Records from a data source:
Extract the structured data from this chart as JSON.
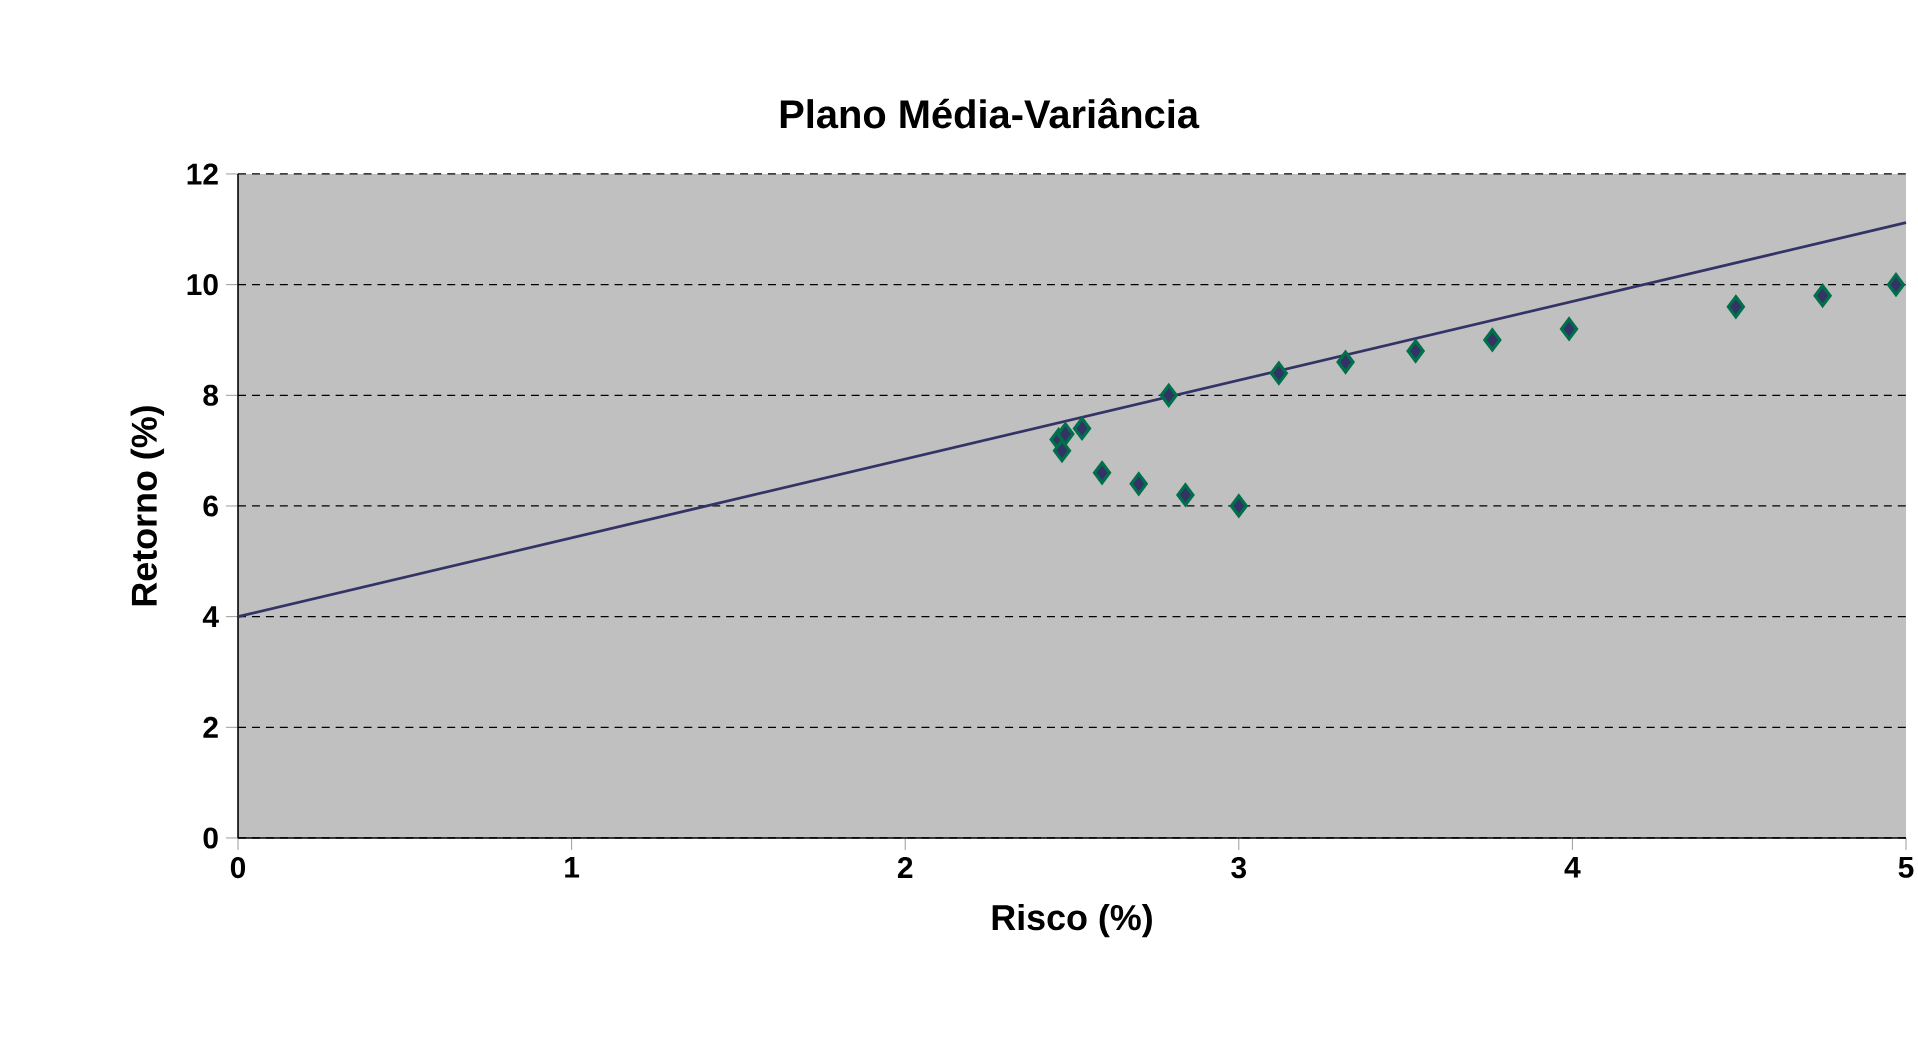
{
  "chart_data": {
    "type": "scatter",
    "title": "Plano Média-Variância",
    "xlabel": "Risco (%)",
    "ylabel": "Retorno (%)",
    "xlim": [
      0,
      5
    ],
    "ylim": [
      0,
      12
    ],
    "xticks": [
      0,
      1,
      2,
      3,
      4,
      5
    ],
    "yticks": [
      0,
      2,
      4,
      6,
      8,
      10,
      12
    ],
    "grid": "y",
    "series": [
      {
        "marker": "diamond",
        "color": "#00704a",
        "x": [
          2.46,
          2.47,
          2.48,
          2.53,
          2.59,
          2.7,
          2.84,
          3.0,
          2.79,
          3.12,
          3.32,
          3.53,
          3.76,
          3.99,
          4.49,
          4.75,
          4.97
        ],
        "values": [
          7.2,
          7.0,
          7.3,
          7.4,
          6.6,
          6.4,
          6.2,
          6.0,
          8.0,
          8.4,
          8.6,
          8.8,
          9.0,
          9.2,
          9.6,
          9.8,
          10.0
        ]
      },
      {
        "type": "line",
        "marker": "none",
        "line_style": "solid",
        "color": "#333366",
        "x": [
          0,
          5
        ],
        "values": [
          4,
          11.12
        ]
      }
    ]
  }
}
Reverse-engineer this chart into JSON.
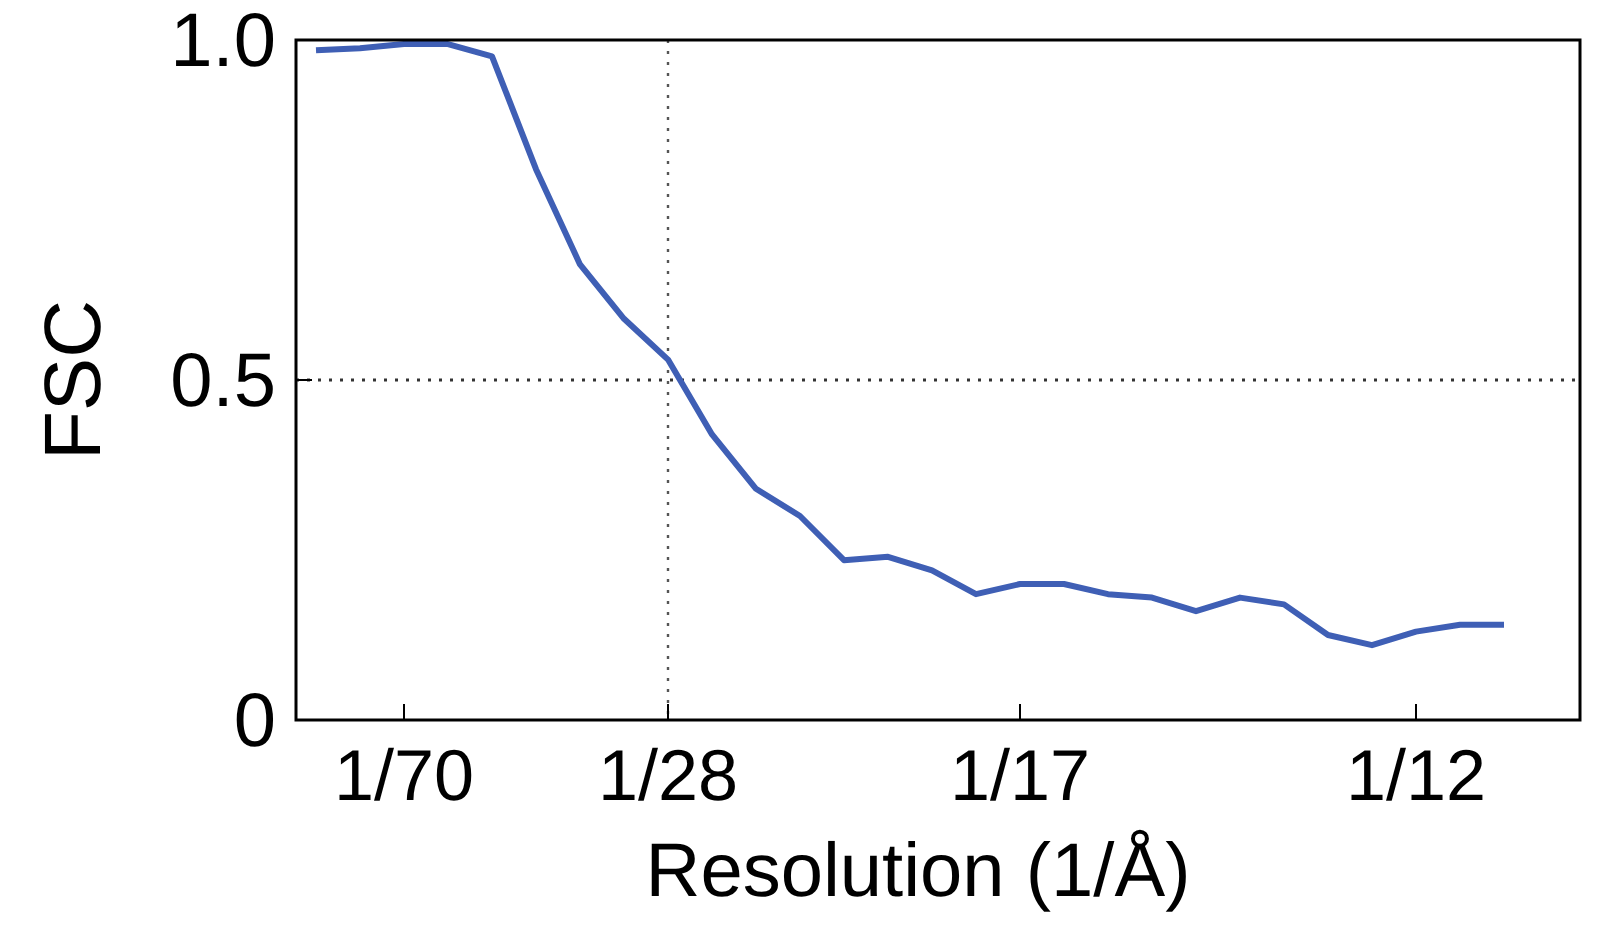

→ **SHORT PROBLEM**
Search the data for "this". Copy every line that has it.

→ **RESULT BELOW**
Extract the structured data from this chart as JSON.
Reverse-engineer this chart into JSON.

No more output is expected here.